== DATASET ==
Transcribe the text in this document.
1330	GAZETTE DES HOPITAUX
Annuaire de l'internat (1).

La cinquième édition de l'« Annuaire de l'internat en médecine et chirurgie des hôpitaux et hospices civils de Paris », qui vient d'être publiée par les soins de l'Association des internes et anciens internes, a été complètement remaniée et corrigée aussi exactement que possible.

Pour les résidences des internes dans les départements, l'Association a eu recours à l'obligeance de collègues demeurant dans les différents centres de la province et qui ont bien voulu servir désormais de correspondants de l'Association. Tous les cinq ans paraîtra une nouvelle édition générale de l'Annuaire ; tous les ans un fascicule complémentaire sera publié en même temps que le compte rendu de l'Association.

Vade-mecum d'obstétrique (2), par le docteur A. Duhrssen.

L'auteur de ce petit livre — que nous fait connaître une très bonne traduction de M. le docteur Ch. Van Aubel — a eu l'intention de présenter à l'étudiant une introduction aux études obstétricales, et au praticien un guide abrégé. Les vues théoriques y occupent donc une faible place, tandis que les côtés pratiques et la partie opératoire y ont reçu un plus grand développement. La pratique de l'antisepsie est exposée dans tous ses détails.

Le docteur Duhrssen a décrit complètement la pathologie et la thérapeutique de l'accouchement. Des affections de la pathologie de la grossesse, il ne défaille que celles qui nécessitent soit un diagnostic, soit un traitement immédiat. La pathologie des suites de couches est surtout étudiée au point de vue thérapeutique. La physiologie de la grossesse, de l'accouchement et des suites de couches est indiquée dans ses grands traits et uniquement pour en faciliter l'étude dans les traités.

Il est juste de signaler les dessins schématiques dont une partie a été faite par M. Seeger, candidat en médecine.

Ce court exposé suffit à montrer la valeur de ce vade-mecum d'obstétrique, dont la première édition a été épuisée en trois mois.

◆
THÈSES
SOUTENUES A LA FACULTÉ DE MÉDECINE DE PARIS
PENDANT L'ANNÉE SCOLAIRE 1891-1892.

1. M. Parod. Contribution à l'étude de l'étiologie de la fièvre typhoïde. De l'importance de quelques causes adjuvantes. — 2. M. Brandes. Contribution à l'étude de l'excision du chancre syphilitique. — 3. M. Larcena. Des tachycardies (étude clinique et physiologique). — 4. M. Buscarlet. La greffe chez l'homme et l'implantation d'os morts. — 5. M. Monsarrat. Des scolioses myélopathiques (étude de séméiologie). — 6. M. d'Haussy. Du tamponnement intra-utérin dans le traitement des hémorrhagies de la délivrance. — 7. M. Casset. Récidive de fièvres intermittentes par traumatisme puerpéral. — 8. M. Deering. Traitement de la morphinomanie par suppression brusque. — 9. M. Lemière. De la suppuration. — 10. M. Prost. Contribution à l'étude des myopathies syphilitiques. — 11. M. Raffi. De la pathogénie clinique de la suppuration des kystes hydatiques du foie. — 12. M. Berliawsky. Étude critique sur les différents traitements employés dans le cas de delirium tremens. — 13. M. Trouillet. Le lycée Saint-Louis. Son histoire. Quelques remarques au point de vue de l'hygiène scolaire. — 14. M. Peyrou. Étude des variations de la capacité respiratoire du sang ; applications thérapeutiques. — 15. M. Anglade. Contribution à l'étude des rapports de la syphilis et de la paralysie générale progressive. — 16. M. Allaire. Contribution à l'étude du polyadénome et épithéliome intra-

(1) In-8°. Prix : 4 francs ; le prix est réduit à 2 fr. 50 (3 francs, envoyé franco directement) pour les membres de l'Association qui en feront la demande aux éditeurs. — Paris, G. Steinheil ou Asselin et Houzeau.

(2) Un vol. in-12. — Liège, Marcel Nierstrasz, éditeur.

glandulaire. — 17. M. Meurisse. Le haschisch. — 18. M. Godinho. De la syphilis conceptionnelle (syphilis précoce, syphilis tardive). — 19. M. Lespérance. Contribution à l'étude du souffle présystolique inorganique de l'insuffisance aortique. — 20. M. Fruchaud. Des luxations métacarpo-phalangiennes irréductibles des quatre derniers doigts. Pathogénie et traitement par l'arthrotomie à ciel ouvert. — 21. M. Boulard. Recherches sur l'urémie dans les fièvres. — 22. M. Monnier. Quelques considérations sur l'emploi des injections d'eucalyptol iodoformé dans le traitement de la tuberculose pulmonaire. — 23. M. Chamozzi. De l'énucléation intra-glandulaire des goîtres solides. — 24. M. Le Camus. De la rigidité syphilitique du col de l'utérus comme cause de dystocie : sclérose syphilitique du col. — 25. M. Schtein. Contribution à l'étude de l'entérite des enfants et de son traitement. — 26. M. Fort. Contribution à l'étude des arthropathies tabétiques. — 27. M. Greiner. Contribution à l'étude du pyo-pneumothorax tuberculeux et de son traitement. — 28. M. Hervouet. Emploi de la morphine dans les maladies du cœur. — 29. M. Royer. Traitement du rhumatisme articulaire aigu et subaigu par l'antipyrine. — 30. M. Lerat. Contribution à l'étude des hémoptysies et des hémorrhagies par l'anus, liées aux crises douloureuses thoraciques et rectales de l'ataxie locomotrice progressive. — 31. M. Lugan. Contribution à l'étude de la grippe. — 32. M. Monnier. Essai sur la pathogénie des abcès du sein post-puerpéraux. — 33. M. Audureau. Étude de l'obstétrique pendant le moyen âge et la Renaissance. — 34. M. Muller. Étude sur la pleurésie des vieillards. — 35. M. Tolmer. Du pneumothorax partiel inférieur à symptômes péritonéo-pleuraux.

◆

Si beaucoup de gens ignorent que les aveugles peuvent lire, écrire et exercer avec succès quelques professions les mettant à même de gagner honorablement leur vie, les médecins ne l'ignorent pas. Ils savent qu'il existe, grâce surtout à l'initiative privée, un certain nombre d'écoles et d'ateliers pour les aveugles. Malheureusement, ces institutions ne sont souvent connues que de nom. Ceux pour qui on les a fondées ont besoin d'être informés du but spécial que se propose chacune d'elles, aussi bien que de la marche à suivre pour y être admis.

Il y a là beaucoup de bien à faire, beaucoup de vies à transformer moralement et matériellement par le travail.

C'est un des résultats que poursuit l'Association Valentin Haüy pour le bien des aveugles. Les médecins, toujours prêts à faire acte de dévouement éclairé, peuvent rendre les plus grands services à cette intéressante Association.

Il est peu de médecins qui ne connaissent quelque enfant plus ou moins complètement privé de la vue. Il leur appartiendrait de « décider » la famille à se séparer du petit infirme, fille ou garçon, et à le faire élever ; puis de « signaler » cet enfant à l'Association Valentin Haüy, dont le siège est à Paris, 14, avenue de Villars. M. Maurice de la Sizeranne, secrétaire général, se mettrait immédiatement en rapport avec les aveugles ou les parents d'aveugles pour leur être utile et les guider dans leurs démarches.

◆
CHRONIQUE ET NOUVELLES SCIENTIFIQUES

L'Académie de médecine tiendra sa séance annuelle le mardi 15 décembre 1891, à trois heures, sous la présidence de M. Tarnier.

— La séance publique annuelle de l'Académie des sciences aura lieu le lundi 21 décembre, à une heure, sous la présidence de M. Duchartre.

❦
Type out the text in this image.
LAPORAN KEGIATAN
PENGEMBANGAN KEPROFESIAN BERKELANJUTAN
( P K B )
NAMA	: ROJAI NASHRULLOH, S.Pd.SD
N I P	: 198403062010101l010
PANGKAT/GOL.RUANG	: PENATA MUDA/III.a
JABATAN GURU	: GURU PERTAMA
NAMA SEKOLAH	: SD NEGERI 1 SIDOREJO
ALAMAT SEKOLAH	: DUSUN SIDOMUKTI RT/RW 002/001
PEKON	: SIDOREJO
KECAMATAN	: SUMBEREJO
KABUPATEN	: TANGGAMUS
===
■ **TASK STATEMENT**:
Write out all the entries exactly.

■ **FULL ANSWER**:
Transcribe the text in this document.
1330	GAZETTE DES HOPITAUX
Annuaire de l'internat (1).

La cinquième édition de l'« Annuaire de l'internat en médecine et chirurgie des hôpitaux et hospices civils de Paris », qui vient d'être publiée par les soins de l'Association des internes et anciens internes, a été complètement remaniée et corrigée aussi exactement que possible.

Pour les résidences des internes dans les départements, l'Association a eu recours à l'obligeance de collègues demeurant dans les différents centres de la province et qui ont bien voulu servir désormais de correspondants de l'Association. Tous les cinq ans paraîtra une nouvelle édition générale de l'Annuaire ; tous les ans un fascicule complémentaire sera publié en même temps que le compte rendu de l'Association.

Vade-mecum d'obstétrique (2), par le docteur A. Duhrssen.

L'auteur de ce petit livre — que nous fait connaître une très bonne traduction de M. le docteur Ch. Van Aubel — a eu l'intention de présenter à l'étudiant une introduction aux études obstétricales, et au praticien un guide abrégé. Les vues théoriques y occupent donc une faible place, tandis que les côtés pratiques et la partie opératoire y ont reçu un plus grand développement. La pratique de l'antisepsie est exposée dans tous ses détails.

Le docteur Duhrssen a décrit complètement la pathologie et la thérapeutique de l'accouchement. Des affections de la pathologie de la grossesse, il ne défaille que celles qui nécessitent soit un diagnostic, soit un traitement immédiat. La pathologie des suites de couches est surtout étudiée au point de vue thérapeutique. La physiologie de la grossesse, de l'accouchement et des suites de couches est indiquée dans ses grands traits et uniquement pour en faciliter l'étude dans les traités.

Il est juste de signaler les dessins schématiques dont une partie a été faite par M. Seeger, candidat en médecine.

Ce court exposé suffit à montrer la valeur de ce vade-mecum d'obstétrique, dont la première édition a été épuisée en trois mois.

◆
THÈSES
SOUTENUES A LA FACULTÉ DE MÉDECINE DE PARIS
PENDANT L'ANNÉE SCOLAIRE 1891-1892.

1. M. Parod. Contribution à l'étude de l'étiologie de la fièvre typhoïde. De l'importance de quelques causes adjuvantes. — 2. M. Brandes. Contribution à l'étude de l'excision du chancre syphilitique. — 3. M. Larcena. Des tachycardies (étude clinique et physiologique). — 4. M. Buscarlet. La greffe chez l'homme et l'implantation d'os morts. — 5. M. Monsarrat. Des scolioses myélopathiques (étude de séméiologie). — 6. M. d'Haussy. Du tamponnement intra-utérin dans le traitement des hémorrhagies de la délivrance. — 7. M. Casset. Récidive de fièvres intermittentes par traumatisme puerpéral. — 8. M. Deering. Traitement de la morphinomanie par suppression brusque. — 9. M. Lemière. De la suppuration. — 10. M. Prost. Contribution à l'étude des myopathies syphilitiques. — 11. M. Raffi. De la pathogénie clinique de la suppuration des kystes hydatiques du foie. — 12. M. Berliawsky. Étude critique sur les différents traitements employés dans le cas de delirium tremens. — 13. M. Trouillet. Le lycée Saint-Louis. Son histoire. Quelques remarques au point de vue de l'hygiène scolaire. — 14. M. Peyrou. Étude des variations de la capacité respiratoire du sang ; applications thérapeutiques. — 15. M. Anglade. Contribution à l'étude des rapports de la syphilis et de la paralysie générale progressive. — 16. M. Allaire. Contribution à l'étude du polyadénome et épithéliome intra-

(1) In-8°. Prix : 4 francs ; le prix est réduit à 2 fr. 50 (3 francs, envoyé franco directement) pour les membres de l'Association qui en feront la demande aux éditeurs. — Paris, G. Steinheil ou Asselin et Houzeau.

(2) Un vol. in-12. — Liège, Marcel Nierstrasz, éditeur.

glandulaire. — 17. M. Meurisse. Le haschisch. — 18. M. Godinho. De la syphilis conceptionnelle (syphilis précoce, syphilis tardive). — 19. M. Lespérance. Contribution à l'étude du souffle présystolique inorganique de l'insuffisance aortique. — 20. M. Fruchaud. Des luxations métacarpo-phalangiennes irréductibles des quatre derniers doigts. Pathogénie et traitement par l'arthrotomie à ciel ouvert. — 21. M. Boulard. Recherches sur l'urémie dans les fièvres. — 22. M. Monnier. Quelques considérations sur l'emploi des injections d'eucalyptol iodoformé dans le traitement de la tuberculose pulmonaire. — 23. M. Chamozzi. De l'énucléation intra-glandulaire des goîtres solides. — 24. M. Le Camus. De la rigidité syphilitique du col de l'utérus comme cause de dystocie : sclérose syphilitique du col. — 25. M. Schtein. Contribution à l'étude de l'entérite des enfants et de son traitement. — 26. M. Fort. Contribution à l'étude des arthropathies tabétiques. — 27. M. Greiner. Contribution à l'étude du pyo-pneumothorax tuberculeux et de son traitement. — 28. M. Hervouet. Emploi de la morphine dans les maladies du cœur. — 29. M. Royer. Traitement du rhumatisme articulaire aigu et subaigu par l'antipyrine. — 30. M. Lerat. Contribution à l'étude des hémoptysies et des hémorrhagies par l'anus, liées aux crises douloureuses thoraciques et rectales de l'ataxie locomotrice progressive. — 31. M. Lugan. Contribution à l'étude de la grippe. — 32. M. Monnier. Essai sur la pathogénie des abcès du sein post-puerpéraux. — 33. M. Audureau. Étude de l'obstétrique pendant le moyen âge et la Renaissance. — 34. M. Muller. Étude sur la pleurésie des vieillards. — 35. M. Tolmer. Du pneumothorax partiel inférieur à symptômes péritonéo-pleuraux.

◆

Si beaucoup de gens ignorent que les aveugles peuvent lire, écrire et exercer avec succès quelques professions les mettant à même de gagner honorablement leur vie, les médecins ne l'ignorent pas. Ils savent qu'il existe, grâce surtout à l'initiative privée, un certain nombre d'écoles et d'ateliers pour les aveugles. Malheureusement, ces institutions ne sont souvent connues que de nom. Ceux pour qui on les a fondées ont besoin d'être informés du but spécial que se propose chacune d'elles, aussi bien que de la marche à suivre pour y être admis.

Il y a là beaucoup de bien à faire, beaucoup de vies à transformer moralement et matériellement par le travail.

C'est un des résultats que poursuit l'Association Valentin Haüy pour le bien des aveugles. Les médecins, toujours prêts à faire acte de dévouement éclairé, peuvent rendre les plus grands services à cette intéressante Association.

Il est peu de médecins qui ne connaissent quelque enfant plus ou moins complètement privé de la vue. Il leur appartiendrait de « décider » la famille à se séparer du petit infirme, fille ou garçon, et à le faire élever ; puis de « signaler » cet enfant à l'Association Valentin Haüy, dont le siège est à Paris, 14, avenue de Villars. M. Maurice de la Sizeranne, secrétaire général, se mettrait immédiatement en rapport avec les aveugles ou les parents d'aveugles pour leur être utile et les guider dans leurs démarches.

◆
CHRONIQUE ET NOUVELLES SCIENTIFIQUES

L'Académie de médecine tiendra sa séance annuelle le mardi 15 décembre 1891, à trois heures, sous la présidence de M. Tarnier.

— La séance publique annuelle de l'Académie des sciences aura lieu le lundi 21 décembre, à une heure, sous la présidence de M. Duchartre.

❦
Type out the text in this image.
LAPORAN KEGIATAN
PENGEMBANGAN KEPROFESIAN BERKELANJUTAN
( P K B )
NAMA	: ROJAI NASHRULLOH, S.Pd.SD
N I P	: 198403062010101l010
PANGKAT/GOL.RUANG	: PENATA MUDA/III.a
JABATAN GURU	: GURU PERTAMA
NAMA SEKOLAH	: SD NEGERI 1 SIDOREJO
ALAMAT SEKOLAH	: DUSUN SIDOMUKTI RT/RW 002/001
PEKON	: SIDOREJO
KECAMATAN	: SUMBEREJO
KABUPATEN	: TANGGAMUS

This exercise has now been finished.